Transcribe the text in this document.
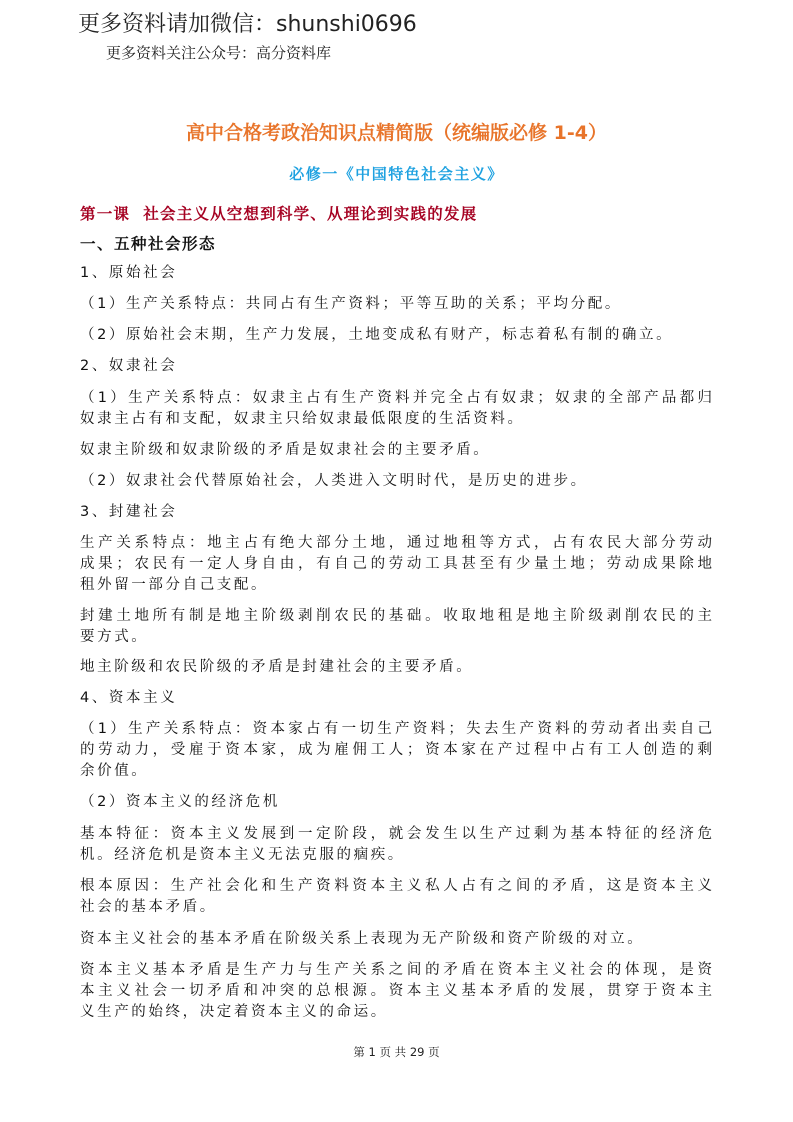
更多资料请加微信：shunshi0696
更多资料关注公众号：高分资料库
高中合格考政治知识点精简版（统编版必修 1-4）
必修一《中国特色社会主义》
第一课  社会主义从空想到科学、从理论到实践的发展
一、五种社会形态
1、原始社会
（1）生产关系特点：共同占有生产资料；平等互助的关系；平均分配。
（2）原始社会末期，生产力发展，土地变成私有财产，标志着私有制的确立。
2、奴隶社会
（1）生产关系特点：奴隶主占有生产资料并完全占有奴隶；奴隶的全部产品都归
奴隶主占有和支配，奴隶主只给奴隶最低限度的生活资料。
奴隶主阶级和奴隶阶级的矛盾是奴隶社会的主要矛盾。
（2）奴隶社会代替原始社会，人类进入文明时代，是历史的进步。
3、封建社会
生产关系特点：地主占有绝大部分土地，通过地租等方式，占有农民大部分劳动
成果；农民有一定人身自由，有自己的劳动工具甚至有少量土地；劳动成果除地
租外留一部分自己支配。
封建土地所有制是地主阶级剥削农民的基础。收取地租是地主阶级剥削农民的主
要方式。
地主阶级和农民阶级的矛盾是封建社会的主要矛盾。
4、资本主义
（1）生产关系特点：资本家占有一切生产资料；失去生产资料的劳动者出卖自己
的劳动力，受雇于资本家，成为雇佣工人；资本家在产过程中占有工人创造的剩
余价值。
（2）资本主义的经济危机
基本特征：资本主义发展到一定阶段，就会发生以生产过剩为基本特征的经济危
机。经济危机是资本主义无法克服的痼疾。
根本原因：生产社会化和生产资料资本主义私人占有之间的矛盾，这是资本主义
社会的基本矛盾。
资本主义社会的基本矛盾在阶级关系上表现为无产阶级和资产阶级的对立。
资本主义基本矛盾是生产力与生产关系之间的矛盾在资本主义社会的体现，是资
本主义社会一切矛盾和冲突的总根源。资本主义基本矛盾的发展，贯穿于资本主
义生产的始终，决定着资本主义的命运。
第 1 页 共 29 页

____

§ **Task prompt**:
Go through the preceding material and copy each line that has the word "生产关系特点".

§ **Response to the exercise**:
（1）生产关系特点：共同占有生产资料；平等互助的关系；平均分配。
（1）生产关系特点：奴隶主占有生产资料并完全占有奴隶；奴隶的全部产品都归
生产关系特点：地主占有绝大部分土地，通过地租等方式，占有农民大部分劳动
（1）生产关系特点：资本家占有一切生产资料；失去生产资料的劳动者出卖自己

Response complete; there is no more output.